> [Document section]:
I cannot agree with you more J
I have seen a number of organizations having a KPI of completing the root cause analysis within “x” days from incident closure.This kind of metric, as you rightly pointed out is encouraging bad behaviors as the focus of the exercise is shifting on just competing the RCA as against mitigating risk. Your example nicely explains the relationship between the level of risk and the amount of time and resources an organization should spend on a particular RCA rather than “one size fits all” kind of approach.
I also totally agree with this viewpoint. Let me add that one of the well established, but in my opinion distructive practice with regards to SLAs and outsourcing contract is where the target metric with regards to Problem Management is a target time to find a root cause (or to resolve the problem). This does not help at all, because the incentive is targeted at the wrong thing.
In my opinion, the right target in Problem Management should be associated with mitigating the risk caused by the problem. There are a number of ways to do this depending on how the processes and measures are implemented in an organisation, nevertheless, the point is that executing Problem Management consumes resources, and the associated expenditure should be aligned with the level of risk mitigation it provides. Another way to say it is: if there is an extremely low level of risk and the organisation's risk tolerance is high, don't spend any resources on that problem: however, if the risk is high and risk tolerance is low, the organisation should target the right resources however long it takes to mitigate the risk properly. Closure of the Problem should be associated with a satisfactory mitigation of the associated risk.
Totally agree Rajat! Similar comments have been expressed many times at ITSM PORTAL: just search for the term 'risk' and you'll find lots of sources here.

> [Collected material]:
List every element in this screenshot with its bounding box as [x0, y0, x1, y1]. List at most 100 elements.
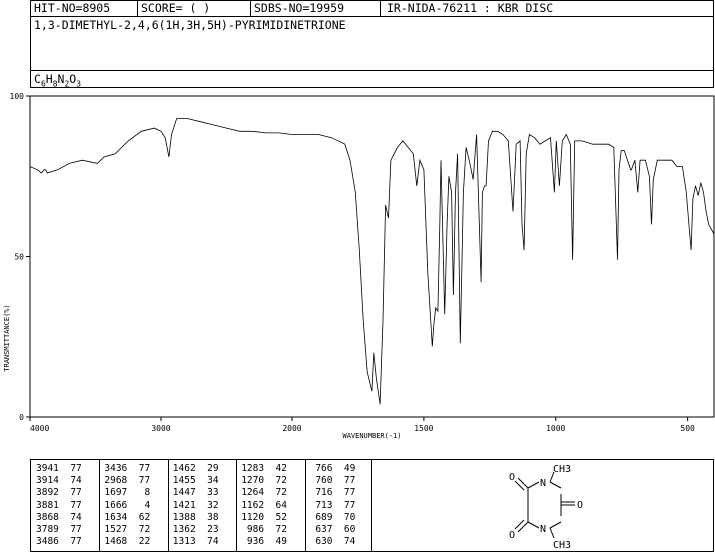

> [What to do]: Reproduce word for word the part of the comments on problem management targets starting with "I cannot agree" and going on through "kind of approach.".

> [Solved problem]:
I cannot agree with you more J
I have seen a number of organizations having a KPI of completing the root cause analysis within “x” days from incident closure.This kind of metric, as you rightly pointed out is encouraging bad behaviors as the focus of the exercise is shifting on just competing the RCA as against mitigating risk. Your example nicely explains the relationship between the level of risk and the amount of time and resources an organization should spend on a particular RCA rather than “one size fits all” kind of approach.